# [Task statement]
Copy out, from the entries below, each line holding the string "بودجه".

[Data extracted from a collection]
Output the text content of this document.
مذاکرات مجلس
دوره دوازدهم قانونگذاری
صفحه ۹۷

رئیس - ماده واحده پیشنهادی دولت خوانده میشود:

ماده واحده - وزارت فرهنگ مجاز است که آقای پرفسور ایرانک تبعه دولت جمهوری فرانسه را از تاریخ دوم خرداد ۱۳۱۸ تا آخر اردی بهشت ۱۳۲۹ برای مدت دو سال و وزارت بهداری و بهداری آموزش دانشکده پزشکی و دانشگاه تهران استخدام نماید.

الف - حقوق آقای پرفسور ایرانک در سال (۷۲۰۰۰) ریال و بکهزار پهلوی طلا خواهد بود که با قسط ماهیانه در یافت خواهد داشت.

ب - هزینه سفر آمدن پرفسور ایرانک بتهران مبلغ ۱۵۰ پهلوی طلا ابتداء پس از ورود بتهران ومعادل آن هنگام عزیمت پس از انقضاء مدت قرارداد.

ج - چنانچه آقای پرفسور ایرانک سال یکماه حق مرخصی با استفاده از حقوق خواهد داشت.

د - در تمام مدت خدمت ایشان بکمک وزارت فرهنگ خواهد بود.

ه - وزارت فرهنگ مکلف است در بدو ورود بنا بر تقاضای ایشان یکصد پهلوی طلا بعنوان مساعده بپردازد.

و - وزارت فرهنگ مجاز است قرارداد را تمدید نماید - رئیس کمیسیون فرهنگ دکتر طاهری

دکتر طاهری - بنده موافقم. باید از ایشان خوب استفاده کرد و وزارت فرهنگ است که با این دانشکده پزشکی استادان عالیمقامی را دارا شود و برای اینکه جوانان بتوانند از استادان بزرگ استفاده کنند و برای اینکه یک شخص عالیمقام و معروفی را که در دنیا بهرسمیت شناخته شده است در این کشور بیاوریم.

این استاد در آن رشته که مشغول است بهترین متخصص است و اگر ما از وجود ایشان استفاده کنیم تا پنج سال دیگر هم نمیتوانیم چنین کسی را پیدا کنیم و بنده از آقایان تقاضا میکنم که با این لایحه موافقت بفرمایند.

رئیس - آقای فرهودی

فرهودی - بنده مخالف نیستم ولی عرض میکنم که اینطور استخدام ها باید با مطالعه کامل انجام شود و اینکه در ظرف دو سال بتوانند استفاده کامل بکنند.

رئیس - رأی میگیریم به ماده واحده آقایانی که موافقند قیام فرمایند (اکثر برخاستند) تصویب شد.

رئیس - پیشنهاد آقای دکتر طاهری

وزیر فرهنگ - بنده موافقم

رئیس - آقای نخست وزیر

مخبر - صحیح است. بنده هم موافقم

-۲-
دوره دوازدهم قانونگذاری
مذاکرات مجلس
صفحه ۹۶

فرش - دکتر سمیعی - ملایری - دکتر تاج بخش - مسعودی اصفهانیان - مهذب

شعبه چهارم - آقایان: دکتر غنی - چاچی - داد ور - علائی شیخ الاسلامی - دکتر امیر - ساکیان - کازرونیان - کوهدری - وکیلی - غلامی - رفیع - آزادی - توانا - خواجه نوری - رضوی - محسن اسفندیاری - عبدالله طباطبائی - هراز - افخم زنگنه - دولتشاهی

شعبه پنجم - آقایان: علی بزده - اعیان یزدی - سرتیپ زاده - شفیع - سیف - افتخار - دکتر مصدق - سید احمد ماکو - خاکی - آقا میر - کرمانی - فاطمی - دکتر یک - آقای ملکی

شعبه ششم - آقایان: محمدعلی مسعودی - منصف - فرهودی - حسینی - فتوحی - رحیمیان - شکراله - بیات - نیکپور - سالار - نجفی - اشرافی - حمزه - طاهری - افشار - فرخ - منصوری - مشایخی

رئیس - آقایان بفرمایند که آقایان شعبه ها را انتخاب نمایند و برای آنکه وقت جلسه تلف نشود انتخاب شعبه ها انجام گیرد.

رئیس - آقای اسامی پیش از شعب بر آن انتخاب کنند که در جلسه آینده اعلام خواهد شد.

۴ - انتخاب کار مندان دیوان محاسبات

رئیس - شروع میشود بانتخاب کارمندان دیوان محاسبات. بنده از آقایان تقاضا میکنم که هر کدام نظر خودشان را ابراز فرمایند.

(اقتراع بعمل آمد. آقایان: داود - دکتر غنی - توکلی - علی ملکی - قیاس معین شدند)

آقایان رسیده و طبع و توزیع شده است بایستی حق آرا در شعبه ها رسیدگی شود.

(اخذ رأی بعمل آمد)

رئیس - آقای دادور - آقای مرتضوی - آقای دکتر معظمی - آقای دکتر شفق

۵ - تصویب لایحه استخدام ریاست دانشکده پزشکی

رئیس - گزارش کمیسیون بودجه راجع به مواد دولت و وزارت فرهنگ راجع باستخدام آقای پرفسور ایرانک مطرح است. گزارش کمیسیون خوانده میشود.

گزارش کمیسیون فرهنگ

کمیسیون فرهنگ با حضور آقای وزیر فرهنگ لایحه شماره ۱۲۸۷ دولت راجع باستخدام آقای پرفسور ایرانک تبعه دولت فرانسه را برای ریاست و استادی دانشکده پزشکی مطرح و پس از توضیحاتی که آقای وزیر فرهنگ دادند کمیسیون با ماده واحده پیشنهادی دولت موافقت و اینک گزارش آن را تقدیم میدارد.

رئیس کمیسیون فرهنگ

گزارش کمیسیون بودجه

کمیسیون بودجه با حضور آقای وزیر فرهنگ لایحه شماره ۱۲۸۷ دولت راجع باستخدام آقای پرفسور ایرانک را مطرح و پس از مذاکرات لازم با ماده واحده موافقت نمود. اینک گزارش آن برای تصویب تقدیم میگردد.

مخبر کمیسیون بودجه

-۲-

# [Finished exercise]
رئیس - گزارش کمیسیون بودجه راجع به مواد دولت و وزارت فرهنگ راجع باستخدام آقای پرفسور ایرانک مطرح است. گزارش کمیسیون خوانده میشود.
گزارش کمیسیون بودجه
کمیسیون بودجه با حضور آقای وزیر فرهنگ لایحه شماره ۱۲۸۷ دولت راجع باستخدام آقای پرفسور ایرانک را مطرح و پس از مذاکرات لازم با ماده واحده موافقت نمود. اینک گزارش آن برای تصویب تقدیم میگردد.
مخبر کمیسیون بودجه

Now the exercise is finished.